::: Data for this exercise

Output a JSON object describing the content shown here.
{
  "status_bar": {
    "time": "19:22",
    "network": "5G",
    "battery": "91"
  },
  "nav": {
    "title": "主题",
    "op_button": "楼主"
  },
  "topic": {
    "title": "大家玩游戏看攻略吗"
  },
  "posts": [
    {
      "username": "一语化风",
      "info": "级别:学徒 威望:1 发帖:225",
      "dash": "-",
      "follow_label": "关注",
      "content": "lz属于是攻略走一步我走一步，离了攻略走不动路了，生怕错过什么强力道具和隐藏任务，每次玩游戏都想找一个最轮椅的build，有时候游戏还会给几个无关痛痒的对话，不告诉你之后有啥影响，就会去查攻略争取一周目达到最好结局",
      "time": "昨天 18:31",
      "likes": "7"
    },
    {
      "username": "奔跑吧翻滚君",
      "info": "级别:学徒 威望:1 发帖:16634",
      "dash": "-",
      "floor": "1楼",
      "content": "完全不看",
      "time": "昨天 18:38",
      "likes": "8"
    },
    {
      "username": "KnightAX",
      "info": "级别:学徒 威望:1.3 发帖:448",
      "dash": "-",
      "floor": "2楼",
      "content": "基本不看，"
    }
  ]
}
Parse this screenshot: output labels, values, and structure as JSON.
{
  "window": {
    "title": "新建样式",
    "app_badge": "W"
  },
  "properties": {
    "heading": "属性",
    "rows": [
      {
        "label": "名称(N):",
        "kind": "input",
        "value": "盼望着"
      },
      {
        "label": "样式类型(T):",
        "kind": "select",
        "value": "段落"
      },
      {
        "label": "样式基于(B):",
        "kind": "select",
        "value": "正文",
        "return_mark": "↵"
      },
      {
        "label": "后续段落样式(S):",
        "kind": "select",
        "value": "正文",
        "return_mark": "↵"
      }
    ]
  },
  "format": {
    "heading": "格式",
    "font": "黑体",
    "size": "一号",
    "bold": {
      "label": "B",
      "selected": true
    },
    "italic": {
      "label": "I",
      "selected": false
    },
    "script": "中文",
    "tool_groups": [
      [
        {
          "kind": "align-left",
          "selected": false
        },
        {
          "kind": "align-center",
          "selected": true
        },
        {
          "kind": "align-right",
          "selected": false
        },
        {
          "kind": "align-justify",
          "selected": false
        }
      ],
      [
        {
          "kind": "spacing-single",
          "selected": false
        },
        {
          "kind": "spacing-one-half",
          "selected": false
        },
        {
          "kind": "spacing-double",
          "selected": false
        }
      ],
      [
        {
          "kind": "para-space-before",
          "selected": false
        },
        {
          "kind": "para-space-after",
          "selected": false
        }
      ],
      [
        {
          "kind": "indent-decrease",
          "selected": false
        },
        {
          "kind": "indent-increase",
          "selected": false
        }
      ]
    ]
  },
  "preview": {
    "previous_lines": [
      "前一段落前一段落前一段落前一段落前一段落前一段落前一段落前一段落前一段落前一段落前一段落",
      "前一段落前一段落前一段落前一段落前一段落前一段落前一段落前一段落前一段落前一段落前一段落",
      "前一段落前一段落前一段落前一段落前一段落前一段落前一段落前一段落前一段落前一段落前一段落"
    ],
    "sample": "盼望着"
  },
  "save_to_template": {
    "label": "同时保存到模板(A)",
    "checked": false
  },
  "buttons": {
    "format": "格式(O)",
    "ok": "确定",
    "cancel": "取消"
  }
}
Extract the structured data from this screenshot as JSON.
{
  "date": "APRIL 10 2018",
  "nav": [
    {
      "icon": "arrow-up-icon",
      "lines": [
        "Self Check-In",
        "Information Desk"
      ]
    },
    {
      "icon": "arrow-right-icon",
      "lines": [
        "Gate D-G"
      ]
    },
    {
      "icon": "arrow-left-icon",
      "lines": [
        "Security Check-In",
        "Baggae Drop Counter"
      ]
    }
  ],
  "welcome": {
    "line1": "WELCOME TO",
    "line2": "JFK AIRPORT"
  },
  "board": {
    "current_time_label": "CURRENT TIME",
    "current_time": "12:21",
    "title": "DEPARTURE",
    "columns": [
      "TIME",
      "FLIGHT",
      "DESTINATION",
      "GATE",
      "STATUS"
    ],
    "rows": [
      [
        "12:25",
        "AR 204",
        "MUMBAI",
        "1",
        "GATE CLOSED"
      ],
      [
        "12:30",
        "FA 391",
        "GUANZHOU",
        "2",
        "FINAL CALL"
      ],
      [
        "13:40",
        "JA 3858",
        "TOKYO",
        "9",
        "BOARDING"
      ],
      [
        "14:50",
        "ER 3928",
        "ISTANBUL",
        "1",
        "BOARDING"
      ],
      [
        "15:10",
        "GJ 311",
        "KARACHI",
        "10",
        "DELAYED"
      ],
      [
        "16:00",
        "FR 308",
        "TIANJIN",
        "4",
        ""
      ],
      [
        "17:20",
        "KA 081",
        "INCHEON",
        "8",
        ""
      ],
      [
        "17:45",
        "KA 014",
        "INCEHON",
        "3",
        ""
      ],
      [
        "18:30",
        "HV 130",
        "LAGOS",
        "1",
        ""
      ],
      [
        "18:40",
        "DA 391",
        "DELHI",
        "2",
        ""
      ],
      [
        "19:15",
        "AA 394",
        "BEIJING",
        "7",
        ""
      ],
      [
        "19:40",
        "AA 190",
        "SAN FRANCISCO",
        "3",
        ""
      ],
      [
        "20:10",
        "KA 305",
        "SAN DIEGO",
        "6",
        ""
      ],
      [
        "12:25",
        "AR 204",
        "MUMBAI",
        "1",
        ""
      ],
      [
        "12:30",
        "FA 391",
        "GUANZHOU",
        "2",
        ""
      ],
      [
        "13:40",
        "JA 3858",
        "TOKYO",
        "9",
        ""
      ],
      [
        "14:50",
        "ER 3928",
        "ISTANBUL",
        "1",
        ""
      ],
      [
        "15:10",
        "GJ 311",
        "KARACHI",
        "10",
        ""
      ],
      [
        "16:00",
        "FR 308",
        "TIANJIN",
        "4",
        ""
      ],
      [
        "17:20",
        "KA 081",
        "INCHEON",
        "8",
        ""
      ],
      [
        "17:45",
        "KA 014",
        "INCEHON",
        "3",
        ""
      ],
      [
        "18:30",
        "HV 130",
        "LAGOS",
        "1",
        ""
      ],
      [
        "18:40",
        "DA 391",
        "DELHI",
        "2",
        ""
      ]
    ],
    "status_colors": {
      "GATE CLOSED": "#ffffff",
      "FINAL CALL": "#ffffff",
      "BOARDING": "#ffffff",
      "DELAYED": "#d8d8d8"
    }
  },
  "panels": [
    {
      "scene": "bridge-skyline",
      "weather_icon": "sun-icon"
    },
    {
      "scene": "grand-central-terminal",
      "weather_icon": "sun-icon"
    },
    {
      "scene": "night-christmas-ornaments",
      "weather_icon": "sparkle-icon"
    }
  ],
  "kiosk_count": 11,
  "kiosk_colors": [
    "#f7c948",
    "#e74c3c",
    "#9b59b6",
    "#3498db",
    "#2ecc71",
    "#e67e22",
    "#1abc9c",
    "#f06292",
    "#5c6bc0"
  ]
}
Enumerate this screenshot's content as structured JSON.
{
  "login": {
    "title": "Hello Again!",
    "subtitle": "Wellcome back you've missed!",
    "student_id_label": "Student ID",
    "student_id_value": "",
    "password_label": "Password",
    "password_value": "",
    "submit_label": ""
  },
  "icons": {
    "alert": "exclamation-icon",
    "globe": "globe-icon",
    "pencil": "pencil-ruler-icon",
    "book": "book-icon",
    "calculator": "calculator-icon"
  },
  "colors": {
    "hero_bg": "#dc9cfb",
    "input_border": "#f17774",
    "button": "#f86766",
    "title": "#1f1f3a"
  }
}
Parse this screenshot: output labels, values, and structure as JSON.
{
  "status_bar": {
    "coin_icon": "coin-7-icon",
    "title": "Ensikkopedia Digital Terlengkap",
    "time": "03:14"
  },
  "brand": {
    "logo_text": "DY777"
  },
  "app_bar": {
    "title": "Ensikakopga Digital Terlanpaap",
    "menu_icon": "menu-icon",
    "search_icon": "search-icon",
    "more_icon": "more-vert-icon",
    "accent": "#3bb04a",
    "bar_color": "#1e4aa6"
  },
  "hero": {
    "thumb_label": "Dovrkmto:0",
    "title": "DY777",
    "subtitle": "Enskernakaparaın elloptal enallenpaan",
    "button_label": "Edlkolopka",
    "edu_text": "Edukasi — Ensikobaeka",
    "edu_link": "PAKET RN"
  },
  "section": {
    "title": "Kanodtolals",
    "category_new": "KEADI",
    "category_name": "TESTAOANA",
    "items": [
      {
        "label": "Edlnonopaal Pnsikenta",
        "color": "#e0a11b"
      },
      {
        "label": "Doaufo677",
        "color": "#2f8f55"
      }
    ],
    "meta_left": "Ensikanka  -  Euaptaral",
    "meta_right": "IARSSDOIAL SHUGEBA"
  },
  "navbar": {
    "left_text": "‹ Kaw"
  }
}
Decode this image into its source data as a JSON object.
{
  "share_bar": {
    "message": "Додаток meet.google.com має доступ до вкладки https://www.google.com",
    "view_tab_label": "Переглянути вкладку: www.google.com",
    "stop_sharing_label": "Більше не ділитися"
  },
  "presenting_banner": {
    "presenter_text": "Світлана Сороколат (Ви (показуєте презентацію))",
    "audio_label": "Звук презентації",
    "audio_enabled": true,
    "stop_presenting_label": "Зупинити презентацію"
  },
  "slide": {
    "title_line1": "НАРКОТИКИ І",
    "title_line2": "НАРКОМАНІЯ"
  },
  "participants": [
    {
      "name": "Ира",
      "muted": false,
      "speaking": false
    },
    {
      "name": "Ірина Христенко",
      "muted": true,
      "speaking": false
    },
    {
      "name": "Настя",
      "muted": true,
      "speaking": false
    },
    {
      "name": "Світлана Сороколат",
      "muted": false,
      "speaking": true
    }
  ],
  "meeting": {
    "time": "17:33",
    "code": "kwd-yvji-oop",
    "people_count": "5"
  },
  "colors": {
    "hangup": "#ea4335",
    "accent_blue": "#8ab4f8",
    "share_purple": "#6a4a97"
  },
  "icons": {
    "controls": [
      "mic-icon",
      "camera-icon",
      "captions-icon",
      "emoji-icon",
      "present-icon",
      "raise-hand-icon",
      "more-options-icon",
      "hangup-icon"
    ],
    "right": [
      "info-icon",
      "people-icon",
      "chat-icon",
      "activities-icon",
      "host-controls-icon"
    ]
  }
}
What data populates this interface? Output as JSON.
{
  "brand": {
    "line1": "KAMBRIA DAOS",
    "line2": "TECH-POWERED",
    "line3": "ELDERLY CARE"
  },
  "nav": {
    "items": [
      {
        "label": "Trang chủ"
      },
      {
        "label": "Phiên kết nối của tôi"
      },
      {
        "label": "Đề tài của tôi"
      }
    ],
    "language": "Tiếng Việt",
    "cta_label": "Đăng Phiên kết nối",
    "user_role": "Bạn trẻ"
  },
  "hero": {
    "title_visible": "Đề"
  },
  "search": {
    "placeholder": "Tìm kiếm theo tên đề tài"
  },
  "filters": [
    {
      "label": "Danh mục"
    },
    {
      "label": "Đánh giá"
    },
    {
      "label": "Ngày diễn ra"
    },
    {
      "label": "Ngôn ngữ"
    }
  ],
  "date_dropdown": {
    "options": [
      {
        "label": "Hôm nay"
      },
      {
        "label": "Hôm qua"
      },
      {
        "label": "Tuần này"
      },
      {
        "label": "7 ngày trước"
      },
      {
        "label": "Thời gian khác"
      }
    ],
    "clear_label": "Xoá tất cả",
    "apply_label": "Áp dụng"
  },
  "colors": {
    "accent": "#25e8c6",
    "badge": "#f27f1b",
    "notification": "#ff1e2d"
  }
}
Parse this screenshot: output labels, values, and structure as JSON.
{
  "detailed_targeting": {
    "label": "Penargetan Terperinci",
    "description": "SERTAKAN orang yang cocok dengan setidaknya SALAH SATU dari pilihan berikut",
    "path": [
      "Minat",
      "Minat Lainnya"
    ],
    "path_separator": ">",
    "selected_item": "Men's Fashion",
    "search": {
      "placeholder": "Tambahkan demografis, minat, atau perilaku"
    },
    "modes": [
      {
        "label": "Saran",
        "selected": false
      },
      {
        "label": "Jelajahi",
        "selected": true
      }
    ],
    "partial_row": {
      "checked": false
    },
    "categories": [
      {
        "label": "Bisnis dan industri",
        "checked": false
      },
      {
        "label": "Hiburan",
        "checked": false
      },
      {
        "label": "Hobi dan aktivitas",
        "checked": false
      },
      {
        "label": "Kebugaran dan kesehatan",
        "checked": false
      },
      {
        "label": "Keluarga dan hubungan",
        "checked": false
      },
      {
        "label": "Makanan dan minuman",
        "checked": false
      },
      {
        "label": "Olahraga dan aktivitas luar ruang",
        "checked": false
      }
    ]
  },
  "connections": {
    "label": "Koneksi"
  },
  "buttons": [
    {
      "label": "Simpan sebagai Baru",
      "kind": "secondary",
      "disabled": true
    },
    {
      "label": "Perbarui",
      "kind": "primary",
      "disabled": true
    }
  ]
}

::::::

## What is being asked
Lines that hold "true" are the ones to copy; find all of them.

## Written solution
      "selected": true
          "selected": true
    "audio_enabled": true,
      "muted": true,
      "muted": true,
      "speaking": true
        "selected": true
      "disabled": true
      "disabled": true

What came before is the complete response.